Material shown:
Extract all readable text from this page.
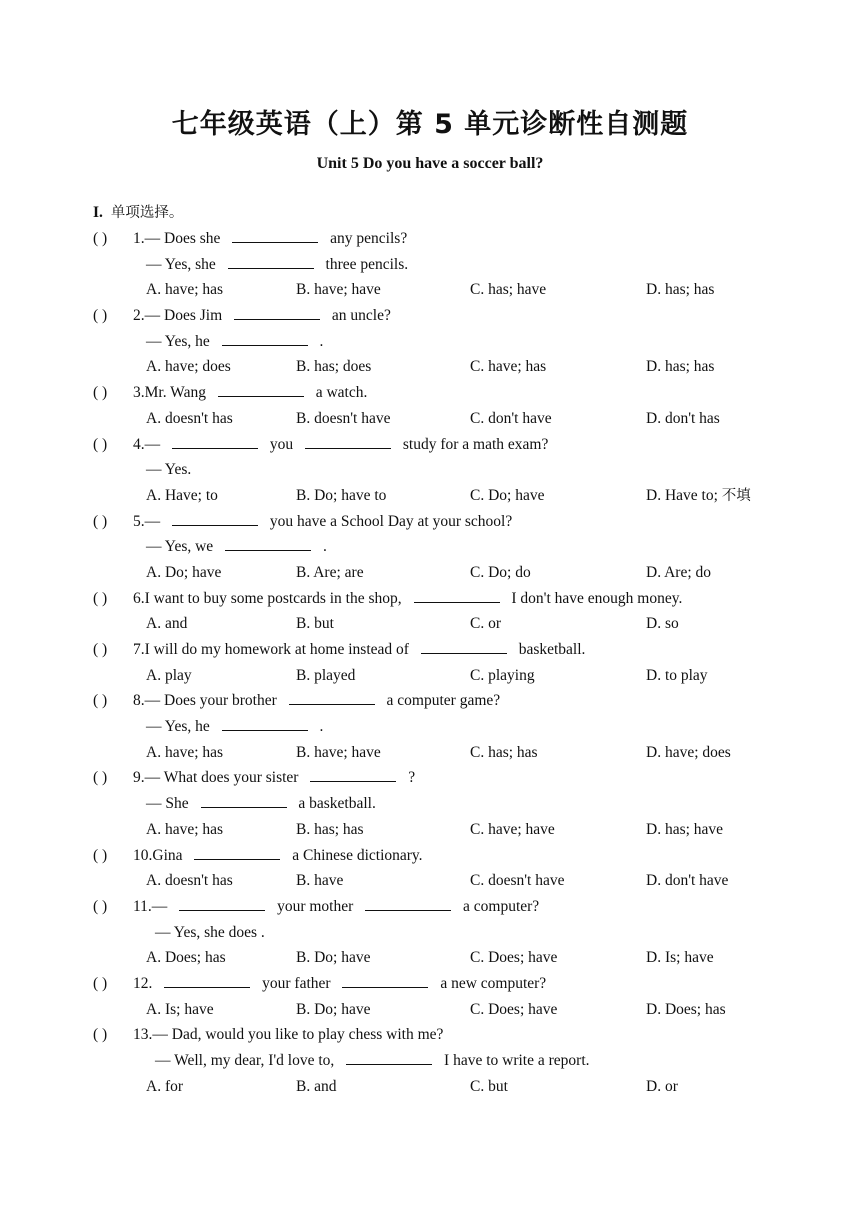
七年级英语（上）第 5 单元诊断性自测题
Unit 5 Do you have a soccer ball?
I. 单项选择。
( ) 1.— Does she	any pencils?
— Yes, she	three pencils.
A. have; has	B. have; have	C. has; have	D. has; has
( ) 2.— Does Jim	an uncle?
— Yes, he	.
A. have; does	B. has; does	C. have; has	D. has; has
( ) 3.Mr. Wang	a watch.
A. doesn't has	B. doesn't have	C. don't have	D. don't has
( ) 4.—	you	study for a math exam?
— Yes.
A. Have; to	B. Do; have to	C. Do; have	D. Have to; 不填
( ) 5.—	you have a School Day at your school?
— Yes, we	.
A. Do; have	B. Are; are	C. Do; do	D. Are; do
( ) 6.I want to buy some postcards in the shop,	I don't have enough money.
A. and	B. but	C. or	D. so
( ) 7.I will do my homework at home instead of	basketball.
A. play	B. played	C. playing	D. to play
( ) 8.— Does your brother	a computer game?
— Yes, he	.
A. have; has	B. have; have	C. has; has	D. have; does
( ) 9.— What does your sister	?
— She	a basketball.
A. have; has	B. has; has	C. have; have	D. has; have
( ) 10.Gina	a Chinese dictionary.
A. doesn't has	B. have	C. doesn't have	D. don't have
( ) 11.—	your mother	a computer?
— Yes, she does .
A. Does; has	B. Do; have	C. Does; have	D. Is; have
( ) 12.	your father	a new computer?
A. Is; have	B. Do; have	C. Does; have	D. Does; has
( ) 13.— Dad, would you like to play chess with me?
— Well, my dear, I'd love to,	I have to write a report.
A. for	B. and	C. but	D. or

Objective: Copy each line of the listing that contains the string "your".

Problem solution:
( ) 5.—	you have a School Day at your school?
( ) 8.— Does your brother	a computer game?
( ) 9.— What does your sister	?
( ) 11.—	your mother	a computer?
( ) 12.	your father	a new computer?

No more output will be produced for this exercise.